┌────────

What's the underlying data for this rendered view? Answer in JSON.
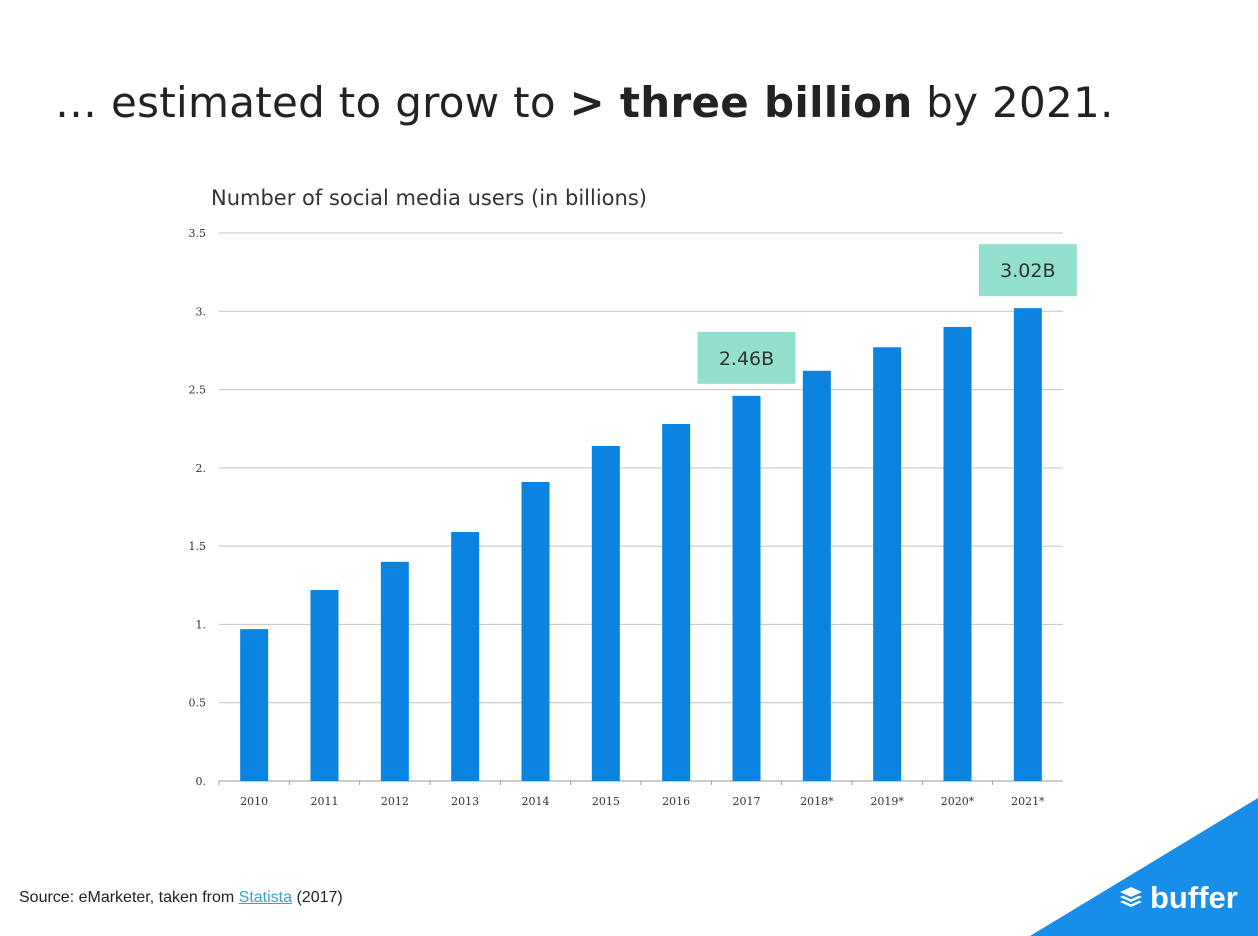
{
  "slide": {
    "headline_prefix": "… estimated to grow to ",
    "headline_bold": "> three billion",
    "headline_suffix": " by 2021."
  },
  "chart_data": {
    "type": "bar",
    "title": "Number of social media users (in billions)",
    "xlabel": "",
    "ylabel": "",
    "ylim": [
      0,
      3.5
    ],
    "yticks": [
      0,
      0.5,
      1,
      1.5,
      2,
      2.5,
      3,
      3.5
    ],
    "ytick_labels": [
      "0.",
      "0.5",
      "1.",
      "1.5",
      "2.",
      "2.5",
      "3.",
      "3.5"
    ],
    "categories": [
      "2010",
      "2011",
      "2012",
      "2013",
      "2014",
      "2015",
      "2016",
      "2017",
      "2018*",
      "2019*",
      "2020*",
      "2021*"
    ],
    "values": [
      0.97,
      1.22,
      1.4,
      1.59,
      1.91,
      2.14,
      2.28,
      2.46,
      2.62,
      2.77,
      2.9,
      3.02
    ],
    "grid": true,
    "bar_color": "#0a84e0",
    "annotations": [
      {
        "category": "2017",
        "text": "2.46B"
      },
      {
        "category": "2021*",
        "text": "3.02B"
      }
    ],
    "annotation_color": "#93e0cf"
  },
  "source": {
    "prefix": "Source: eMarketer, taken from ",
    "link": "Statista",
    "suffix": " (2017)"
  },
  "brand": {
    "name": "buffer",
    "icon": "buffer-stack-icon",
    "corner_color": "#168eea"
  }
}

└────────

Return the material word for word. Pictures are not part of the copy.

RESPONSE BELOW:
What's the underlying data for this rendered view? Answer in JSON.
{
  "slide": {
    "headline_prefix": "… estimated to grow to ",
    "headline_bold": "> three billion",
    "headline_suffix": " by 2021."
  },
  "chart_data": {
    "type": "bar",
    "title": "Number of social media users (in billions)",
    "xlabel": "",
    "ylabel": "",
    "ylim": [
      0,
      3.5
    ],
    "yticks": [
      0,
      0.5,
      1,
      1.5,
      2,
      2.5,
      3,
      3.5
    ],
    "ytick_labels": [
      "0.",
      "0.5",
      "1.",
      "1.5",
      "2.",
      "2.5",
      "3.",
      "3.5"
    ],
    "categories": [
      "2010",
      "2011",
      "2012",
      "2013",
      "2014",
      "2015",
      "2016",
      "2017",
      "2018*",
      "2019*",
      "2020*",
      "2021*"
    ],
    "values": [
      0.97,
      1.22,
      1.4,
      1.59,
      1.91,
      2.14,
      2.28,
      2.46,
      2.62,
      2.77,
      2.9,
      3.02
    ],
    "grid": true,
    "bar_color": "#0a84e0",
    "annotations": [
      {
        "category": "2017",
        "text": "2.46B"
      },
      {
        "category": "2021*",
        "text": "3.02B"
      }
    ],
    "annotation_color": "#93e0cf"
  },
  "source": {
    "prefix": "Source: eMarketer, taken from ",
    "link": "Statista",
    "suffix": " (2017)"
  },
  "brand": {
    "name": "buffer",
    "icon": "buffer-stack-icon",
    "corner_color": "#168eea"
  }
}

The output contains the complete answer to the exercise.